▶ [WHAT IS ASKED]: Extract all lines that hold "this" from the records below.

▶ [SOURCE MATERIAL]:
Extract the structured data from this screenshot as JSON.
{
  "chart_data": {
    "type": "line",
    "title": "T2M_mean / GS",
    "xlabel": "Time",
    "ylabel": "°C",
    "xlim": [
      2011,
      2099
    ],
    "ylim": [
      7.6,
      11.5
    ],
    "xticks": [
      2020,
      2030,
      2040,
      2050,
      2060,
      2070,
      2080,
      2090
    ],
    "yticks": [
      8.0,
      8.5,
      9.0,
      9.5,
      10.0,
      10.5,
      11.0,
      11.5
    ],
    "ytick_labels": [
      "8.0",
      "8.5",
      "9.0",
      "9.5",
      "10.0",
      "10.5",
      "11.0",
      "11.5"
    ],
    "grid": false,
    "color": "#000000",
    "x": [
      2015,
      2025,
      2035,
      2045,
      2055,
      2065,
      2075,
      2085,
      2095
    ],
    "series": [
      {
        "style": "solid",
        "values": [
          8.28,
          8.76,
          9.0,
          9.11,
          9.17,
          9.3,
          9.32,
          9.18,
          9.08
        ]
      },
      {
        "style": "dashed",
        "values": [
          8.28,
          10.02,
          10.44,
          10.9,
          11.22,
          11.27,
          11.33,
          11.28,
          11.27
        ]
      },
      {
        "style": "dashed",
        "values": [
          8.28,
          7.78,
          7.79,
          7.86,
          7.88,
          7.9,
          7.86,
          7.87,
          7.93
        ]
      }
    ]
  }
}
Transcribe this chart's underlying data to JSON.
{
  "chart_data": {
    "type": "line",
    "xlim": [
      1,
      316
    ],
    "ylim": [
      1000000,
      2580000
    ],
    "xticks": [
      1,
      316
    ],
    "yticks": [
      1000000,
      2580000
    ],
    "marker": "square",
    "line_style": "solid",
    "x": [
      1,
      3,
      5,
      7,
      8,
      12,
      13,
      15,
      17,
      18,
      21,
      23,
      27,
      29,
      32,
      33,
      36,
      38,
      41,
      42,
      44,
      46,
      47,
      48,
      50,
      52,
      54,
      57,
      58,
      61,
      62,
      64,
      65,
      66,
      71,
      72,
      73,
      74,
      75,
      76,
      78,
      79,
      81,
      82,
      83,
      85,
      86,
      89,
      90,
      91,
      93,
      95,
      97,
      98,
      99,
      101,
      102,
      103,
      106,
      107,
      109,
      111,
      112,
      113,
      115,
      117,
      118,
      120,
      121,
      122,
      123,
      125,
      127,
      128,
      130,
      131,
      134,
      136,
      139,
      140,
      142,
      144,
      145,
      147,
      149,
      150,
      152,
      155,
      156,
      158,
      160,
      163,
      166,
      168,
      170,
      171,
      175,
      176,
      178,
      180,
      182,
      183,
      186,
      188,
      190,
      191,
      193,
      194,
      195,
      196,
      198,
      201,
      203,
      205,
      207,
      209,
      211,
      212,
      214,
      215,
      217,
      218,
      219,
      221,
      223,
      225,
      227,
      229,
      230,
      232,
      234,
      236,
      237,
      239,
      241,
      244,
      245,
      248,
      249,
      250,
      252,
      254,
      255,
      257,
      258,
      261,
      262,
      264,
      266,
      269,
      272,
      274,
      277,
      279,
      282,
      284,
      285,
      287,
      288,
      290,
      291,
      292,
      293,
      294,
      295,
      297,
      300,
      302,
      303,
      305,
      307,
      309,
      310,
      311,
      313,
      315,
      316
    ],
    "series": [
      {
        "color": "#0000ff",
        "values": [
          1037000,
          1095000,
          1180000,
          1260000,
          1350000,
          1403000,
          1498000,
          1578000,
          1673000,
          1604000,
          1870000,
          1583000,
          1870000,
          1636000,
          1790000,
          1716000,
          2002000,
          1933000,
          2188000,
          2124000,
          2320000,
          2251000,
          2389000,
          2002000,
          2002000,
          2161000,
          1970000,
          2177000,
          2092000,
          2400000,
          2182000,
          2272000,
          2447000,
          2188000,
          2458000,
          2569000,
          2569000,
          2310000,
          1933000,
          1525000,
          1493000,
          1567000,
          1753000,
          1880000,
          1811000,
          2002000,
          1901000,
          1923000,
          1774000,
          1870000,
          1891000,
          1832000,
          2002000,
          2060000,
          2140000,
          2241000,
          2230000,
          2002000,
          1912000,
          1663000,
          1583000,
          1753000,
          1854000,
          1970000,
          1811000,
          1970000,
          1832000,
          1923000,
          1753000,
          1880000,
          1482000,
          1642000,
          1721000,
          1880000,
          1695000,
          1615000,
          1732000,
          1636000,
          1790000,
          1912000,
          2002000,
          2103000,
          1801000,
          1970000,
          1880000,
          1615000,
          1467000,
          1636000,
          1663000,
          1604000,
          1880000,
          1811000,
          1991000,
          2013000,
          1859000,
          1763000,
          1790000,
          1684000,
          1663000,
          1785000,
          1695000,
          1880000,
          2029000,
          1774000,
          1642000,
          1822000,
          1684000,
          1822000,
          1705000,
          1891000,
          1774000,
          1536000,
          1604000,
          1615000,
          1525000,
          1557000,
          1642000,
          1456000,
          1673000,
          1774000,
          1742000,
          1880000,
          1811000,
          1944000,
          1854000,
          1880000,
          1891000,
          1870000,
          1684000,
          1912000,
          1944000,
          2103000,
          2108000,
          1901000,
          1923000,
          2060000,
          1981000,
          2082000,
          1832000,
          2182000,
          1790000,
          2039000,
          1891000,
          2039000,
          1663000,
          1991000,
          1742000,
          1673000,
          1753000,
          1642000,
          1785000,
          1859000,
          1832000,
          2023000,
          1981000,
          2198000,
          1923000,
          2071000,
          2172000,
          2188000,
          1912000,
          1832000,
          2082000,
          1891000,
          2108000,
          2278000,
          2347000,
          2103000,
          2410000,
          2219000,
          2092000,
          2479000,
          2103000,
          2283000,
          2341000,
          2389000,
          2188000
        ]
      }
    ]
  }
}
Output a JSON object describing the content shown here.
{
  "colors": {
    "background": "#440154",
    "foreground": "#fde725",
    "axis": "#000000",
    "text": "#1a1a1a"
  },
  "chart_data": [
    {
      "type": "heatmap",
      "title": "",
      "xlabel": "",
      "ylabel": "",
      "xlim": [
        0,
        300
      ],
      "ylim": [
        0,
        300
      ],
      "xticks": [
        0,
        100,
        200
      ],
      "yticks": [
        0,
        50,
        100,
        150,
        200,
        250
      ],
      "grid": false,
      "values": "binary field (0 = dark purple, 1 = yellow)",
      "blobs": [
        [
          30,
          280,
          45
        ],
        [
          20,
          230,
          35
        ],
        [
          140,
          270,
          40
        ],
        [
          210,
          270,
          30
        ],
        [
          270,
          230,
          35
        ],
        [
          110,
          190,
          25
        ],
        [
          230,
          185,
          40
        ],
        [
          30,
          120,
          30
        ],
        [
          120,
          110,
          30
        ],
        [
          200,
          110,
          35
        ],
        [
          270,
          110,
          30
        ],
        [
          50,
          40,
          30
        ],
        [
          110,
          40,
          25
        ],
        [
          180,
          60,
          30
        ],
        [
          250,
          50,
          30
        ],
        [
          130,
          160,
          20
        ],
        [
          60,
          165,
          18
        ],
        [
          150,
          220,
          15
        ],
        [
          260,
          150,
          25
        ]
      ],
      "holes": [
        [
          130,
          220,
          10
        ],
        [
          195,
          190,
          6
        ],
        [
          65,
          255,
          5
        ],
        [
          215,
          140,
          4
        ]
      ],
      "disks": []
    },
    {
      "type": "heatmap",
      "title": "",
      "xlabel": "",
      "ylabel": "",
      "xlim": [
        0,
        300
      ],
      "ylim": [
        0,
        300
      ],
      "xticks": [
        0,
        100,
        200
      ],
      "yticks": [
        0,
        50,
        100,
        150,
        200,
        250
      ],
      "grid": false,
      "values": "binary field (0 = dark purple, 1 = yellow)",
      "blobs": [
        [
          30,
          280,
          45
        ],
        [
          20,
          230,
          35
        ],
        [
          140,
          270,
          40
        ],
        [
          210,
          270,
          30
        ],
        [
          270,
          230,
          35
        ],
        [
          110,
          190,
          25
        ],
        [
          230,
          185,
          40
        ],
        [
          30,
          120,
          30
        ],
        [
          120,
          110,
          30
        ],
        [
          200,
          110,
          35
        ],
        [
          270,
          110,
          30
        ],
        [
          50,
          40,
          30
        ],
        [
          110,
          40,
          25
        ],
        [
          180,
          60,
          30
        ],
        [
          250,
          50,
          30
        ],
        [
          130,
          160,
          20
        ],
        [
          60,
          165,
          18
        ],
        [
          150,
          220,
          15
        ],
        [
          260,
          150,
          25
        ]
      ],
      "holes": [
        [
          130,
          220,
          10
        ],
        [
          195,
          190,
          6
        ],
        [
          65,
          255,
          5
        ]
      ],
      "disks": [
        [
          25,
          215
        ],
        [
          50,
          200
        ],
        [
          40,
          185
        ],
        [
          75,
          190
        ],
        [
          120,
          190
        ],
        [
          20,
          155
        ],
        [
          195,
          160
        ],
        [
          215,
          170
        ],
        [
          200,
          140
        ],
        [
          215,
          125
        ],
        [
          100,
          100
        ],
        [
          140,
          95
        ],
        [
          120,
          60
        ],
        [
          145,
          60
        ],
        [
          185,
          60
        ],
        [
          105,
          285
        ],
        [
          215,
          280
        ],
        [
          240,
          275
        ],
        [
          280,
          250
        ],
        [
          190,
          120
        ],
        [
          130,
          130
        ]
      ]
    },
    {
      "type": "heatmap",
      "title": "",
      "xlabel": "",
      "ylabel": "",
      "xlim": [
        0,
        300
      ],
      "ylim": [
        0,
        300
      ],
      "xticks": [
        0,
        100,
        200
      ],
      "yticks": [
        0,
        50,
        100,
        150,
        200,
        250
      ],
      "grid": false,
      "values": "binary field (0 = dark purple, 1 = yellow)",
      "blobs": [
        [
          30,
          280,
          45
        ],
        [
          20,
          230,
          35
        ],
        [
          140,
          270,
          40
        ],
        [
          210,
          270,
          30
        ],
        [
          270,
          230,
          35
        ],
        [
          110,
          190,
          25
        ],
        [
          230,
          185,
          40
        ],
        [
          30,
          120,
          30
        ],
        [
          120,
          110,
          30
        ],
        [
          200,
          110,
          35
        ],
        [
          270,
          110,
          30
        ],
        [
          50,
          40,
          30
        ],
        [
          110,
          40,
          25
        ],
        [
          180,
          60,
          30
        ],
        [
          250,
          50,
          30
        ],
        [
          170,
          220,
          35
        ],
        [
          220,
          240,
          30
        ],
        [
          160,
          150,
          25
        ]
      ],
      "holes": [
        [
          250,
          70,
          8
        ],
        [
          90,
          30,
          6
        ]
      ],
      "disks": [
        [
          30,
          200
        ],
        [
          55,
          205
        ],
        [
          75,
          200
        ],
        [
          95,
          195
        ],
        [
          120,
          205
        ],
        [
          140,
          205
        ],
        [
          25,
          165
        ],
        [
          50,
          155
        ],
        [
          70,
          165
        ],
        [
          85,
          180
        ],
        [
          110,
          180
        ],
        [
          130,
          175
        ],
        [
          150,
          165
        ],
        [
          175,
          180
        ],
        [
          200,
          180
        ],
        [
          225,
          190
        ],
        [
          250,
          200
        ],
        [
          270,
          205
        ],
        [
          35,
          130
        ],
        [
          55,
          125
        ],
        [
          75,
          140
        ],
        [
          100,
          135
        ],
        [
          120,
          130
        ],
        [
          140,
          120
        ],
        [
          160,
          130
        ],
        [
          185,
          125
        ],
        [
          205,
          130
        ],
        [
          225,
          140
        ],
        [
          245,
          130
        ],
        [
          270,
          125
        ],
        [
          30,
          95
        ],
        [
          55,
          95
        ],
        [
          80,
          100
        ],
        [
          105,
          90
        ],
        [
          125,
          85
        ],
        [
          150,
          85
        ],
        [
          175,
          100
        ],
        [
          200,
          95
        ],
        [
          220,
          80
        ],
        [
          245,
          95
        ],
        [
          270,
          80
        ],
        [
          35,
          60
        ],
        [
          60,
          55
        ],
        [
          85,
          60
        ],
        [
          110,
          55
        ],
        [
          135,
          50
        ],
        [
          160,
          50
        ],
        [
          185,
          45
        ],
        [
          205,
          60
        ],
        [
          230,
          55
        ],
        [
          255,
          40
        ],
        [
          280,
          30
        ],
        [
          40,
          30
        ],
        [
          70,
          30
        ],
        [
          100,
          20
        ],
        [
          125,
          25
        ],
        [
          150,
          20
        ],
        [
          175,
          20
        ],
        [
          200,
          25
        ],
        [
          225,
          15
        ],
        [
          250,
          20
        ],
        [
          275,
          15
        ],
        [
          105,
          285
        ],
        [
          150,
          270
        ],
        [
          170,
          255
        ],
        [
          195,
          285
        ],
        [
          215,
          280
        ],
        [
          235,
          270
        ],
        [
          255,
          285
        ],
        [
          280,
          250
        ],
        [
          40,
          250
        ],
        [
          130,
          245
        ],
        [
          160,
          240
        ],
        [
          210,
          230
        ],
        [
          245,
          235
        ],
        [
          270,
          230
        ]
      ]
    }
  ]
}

▶ [TASK OUTPUT]:
Extract the structured data from this screenshot as JSON.
Transcribe this chart's underlying data to JSON.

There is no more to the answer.